— BEGIN Provided data —

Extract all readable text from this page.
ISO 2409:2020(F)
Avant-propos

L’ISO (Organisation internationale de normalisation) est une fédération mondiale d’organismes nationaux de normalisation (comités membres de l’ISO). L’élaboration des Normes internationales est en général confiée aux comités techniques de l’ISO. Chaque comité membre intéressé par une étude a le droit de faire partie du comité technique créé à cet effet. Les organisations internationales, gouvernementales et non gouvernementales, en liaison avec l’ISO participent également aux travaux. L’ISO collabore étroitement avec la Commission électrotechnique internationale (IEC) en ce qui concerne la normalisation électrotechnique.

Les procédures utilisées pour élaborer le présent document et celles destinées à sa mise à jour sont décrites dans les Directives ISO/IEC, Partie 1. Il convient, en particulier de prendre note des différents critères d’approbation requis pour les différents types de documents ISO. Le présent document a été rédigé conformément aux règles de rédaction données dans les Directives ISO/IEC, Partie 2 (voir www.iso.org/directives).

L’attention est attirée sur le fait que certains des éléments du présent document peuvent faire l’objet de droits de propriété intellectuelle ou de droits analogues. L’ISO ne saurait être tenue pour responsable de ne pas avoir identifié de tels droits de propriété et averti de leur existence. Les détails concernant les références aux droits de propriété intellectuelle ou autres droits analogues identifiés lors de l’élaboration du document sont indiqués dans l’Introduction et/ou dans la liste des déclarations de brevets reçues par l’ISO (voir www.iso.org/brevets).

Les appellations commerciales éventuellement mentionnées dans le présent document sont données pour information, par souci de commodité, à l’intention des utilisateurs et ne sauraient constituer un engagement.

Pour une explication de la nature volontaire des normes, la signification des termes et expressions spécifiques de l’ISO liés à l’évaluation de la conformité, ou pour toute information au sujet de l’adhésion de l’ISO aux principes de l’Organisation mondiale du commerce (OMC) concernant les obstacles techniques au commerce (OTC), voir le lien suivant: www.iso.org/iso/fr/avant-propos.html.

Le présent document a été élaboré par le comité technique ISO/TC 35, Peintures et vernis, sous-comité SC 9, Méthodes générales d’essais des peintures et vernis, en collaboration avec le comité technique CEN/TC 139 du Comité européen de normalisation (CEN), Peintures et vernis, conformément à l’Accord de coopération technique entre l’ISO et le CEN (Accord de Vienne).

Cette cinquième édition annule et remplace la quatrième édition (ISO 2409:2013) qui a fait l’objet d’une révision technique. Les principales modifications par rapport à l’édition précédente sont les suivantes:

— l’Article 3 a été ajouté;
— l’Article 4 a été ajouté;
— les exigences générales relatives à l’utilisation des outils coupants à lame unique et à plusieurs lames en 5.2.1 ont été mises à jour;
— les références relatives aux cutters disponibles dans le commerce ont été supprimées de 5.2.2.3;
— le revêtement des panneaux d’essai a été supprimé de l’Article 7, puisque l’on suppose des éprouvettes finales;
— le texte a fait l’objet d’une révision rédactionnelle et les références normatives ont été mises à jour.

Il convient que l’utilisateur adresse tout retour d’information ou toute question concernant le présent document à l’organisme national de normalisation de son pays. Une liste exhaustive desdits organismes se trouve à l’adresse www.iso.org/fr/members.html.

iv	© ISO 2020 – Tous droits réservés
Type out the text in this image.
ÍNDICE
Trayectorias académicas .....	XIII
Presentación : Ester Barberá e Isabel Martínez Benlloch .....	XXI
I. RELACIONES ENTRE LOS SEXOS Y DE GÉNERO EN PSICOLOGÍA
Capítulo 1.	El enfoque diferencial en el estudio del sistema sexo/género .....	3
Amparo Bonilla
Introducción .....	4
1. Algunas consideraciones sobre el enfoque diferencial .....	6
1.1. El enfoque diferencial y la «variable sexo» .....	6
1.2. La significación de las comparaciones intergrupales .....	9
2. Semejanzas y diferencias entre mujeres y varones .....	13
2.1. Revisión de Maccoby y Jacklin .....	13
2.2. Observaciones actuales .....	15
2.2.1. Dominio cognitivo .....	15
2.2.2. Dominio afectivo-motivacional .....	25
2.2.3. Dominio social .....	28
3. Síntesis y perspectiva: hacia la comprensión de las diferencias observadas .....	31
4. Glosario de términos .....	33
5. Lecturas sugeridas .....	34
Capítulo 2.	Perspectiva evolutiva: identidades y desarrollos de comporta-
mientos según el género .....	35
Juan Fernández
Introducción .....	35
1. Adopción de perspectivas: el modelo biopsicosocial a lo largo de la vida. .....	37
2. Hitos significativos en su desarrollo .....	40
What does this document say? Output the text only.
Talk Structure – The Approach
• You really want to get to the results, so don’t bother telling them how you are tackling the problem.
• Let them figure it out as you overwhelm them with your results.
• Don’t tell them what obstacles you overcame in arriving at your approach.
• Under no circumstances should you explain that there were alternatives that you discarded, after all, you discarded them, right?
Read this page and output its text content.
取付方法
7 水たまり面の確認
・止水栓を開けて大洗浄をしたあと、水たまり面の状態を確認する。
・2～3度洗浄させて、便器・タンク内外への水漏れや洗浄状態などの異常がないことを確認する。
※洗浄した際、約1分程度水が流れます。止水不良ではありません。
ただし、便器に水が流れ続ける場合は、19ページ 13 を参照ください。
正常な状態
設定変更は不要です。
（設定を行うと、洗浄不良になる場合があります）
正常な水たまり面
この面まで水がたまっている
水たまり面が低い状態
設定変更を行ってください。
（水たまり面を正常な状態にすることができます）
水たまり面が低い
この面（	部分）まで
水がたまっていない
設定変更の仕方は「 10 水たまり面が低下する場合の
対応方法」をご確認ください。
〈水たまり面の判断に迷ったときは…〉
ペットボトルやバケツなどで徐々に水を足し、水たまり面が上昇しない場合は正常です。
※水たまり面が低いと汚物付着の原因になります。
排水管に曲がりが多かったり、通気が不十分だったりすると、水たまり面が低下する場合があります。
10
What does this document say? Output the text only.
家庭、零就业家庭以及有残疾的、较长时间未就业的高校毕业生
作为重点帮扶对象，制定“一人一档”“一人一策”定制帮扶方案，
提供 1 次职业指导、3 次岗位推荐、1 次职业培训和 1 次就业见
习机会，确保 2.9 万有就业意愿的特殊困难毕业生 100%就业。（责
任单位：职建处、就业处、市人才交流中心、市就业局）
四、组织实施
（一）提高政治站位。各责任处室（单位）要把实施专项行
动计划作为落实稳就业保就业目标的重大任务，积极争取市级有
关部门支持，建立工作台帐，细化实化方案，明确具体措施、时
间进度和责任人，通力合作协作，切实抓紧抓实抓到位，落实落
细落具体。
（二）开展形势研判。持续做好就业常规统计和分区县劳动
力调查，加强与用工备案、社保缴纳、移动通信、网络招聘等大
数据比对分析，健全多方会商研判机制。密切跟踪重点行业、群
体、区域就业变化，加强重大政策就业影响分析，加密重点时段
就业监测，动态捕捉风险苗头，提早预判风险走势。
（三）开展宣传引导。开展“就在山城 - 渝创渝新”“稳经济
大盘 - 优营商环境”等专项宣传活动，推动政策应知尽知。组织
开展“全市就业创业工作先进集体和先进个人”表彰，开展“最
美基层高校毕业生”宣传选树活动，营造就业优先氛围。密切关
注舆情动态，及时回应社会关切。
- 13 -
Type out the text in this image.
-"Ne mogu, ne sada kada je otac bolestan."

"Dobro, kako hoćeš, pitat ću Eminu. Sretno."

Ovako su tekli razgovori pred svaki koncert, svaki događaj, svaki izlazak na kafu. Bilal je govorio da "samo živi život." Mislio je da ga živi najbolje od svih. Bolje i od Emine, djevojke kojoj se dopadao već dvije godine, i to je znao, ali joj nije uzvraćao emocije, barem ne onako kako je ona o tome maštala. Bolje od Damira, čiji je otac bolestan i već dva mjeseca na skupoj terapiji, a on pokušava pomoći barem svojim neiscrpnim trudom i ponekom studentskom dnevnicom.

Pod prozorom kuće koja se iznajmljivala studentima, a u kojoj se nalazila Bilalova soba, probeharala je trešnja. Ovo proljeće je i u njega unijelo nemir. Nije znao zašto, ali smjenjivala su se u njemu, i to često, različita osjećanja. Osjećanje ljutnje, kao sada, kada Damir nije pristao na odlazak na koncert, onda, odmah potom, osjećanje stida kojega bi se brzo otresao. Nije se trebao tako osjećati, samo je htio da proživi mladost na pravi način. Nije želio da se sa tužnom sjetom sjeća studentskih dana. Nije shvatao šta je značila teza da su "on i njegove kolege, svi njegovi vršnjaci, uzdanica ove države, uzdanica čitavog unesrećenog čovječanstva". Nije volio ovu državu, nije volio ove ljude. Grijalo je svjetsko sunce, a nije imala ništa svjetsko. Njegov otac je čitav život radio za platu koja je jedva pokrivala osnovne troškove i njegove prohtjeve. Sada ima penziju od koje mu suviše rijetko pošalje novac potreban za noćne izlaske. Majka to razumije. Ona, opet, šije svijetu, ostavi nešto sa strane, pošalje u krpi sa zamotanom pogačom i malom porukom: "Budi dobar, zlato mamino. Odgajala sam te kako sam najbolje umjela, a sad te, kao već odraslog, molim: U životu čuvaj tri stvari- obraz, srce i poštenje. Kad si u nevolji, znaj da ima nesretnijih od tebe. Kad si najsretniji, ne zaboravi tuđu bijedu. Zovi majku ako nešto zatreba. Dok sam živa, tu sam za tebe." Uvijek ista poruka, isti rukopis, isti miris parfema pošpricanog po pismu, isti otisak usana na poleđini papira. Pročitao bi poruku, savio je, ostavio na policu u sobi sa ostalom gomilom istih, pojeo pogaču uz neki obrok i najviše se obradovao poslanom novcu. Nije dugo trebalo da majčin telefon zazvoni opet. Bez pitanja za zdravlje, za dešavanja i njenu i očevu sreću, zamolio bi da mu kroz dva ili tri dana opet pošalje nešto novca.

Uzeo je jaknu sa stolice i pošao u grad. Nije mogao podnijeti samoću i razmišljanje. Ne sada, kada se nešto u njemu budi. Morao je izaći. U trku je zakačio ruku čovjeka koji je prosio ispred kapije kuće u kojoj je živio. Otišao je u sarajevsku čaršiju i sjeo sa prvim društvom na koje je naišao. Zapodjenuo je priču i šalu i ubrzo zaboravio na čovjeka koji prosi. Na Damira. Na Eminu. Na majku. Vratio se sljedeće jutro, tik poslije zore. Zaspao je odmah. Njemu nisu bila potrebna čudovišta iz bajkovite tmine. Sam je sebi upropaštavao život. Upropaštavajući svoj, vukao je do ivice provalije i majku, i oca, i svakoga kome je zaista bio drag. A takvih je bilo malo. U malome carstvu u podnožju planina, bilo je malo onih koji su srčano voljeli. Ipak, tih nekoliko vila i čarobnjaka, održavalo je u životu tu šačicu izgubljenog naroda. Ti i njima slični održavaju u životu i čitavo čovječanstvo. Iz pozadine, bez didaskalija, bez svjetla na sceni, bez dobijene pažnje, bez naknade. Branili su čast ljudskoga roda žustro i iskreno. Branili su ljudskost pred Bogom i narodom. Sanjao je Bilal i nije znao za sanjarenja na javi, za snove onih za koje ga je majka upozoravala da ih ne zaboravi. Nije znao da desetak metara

— END Provided data —

*Aim of the task*.
Filter the records above for lines containing the word "dans", and copy those lines.

*Result of this exercise*.
Les procédures utilisées pour élaborer le présent document et celles destinées à sa mise à jour sont décrites dans les Directives ISO/IEC, Partie 1. Il convient, en particulier de prendre note des différents critères d’approbation requis pour les différents types de documents ISO. Le présent document a été rédigé conformément aux règles de rédaction données dans les Directives ISO/IEC, Partie 2 (voir www.iso.org/directives).
L’attention est attirée sur le fait que certains des éléments du présent document peuvent faire l’objet de droits de propriété intellectuelle ou de droits analogues. L’ISO ne saurait être tenue pour responsable de ne pas avoir identifié de tels droits de propriété et averti de leur existence. Les détails concernant les références aux droits de propriété intellectuelle ou autres droits analogues identifiés lors de l’élaboration du document sont indiqués dans l’Introduction et/ou dans la liste des déclarations de brevets reçues par l’ISO (voir www.iso.org/brevets).
Les appellations commerciales éventuellement mentionnées dans le présent document sont données pour information, par souci de commodité, à l’intention des utilisateurs et ne sauraient constituer un engagement.
— les références relatives aux cutters disponibles dans le commerce ont été supprimées de 5.2.2.3;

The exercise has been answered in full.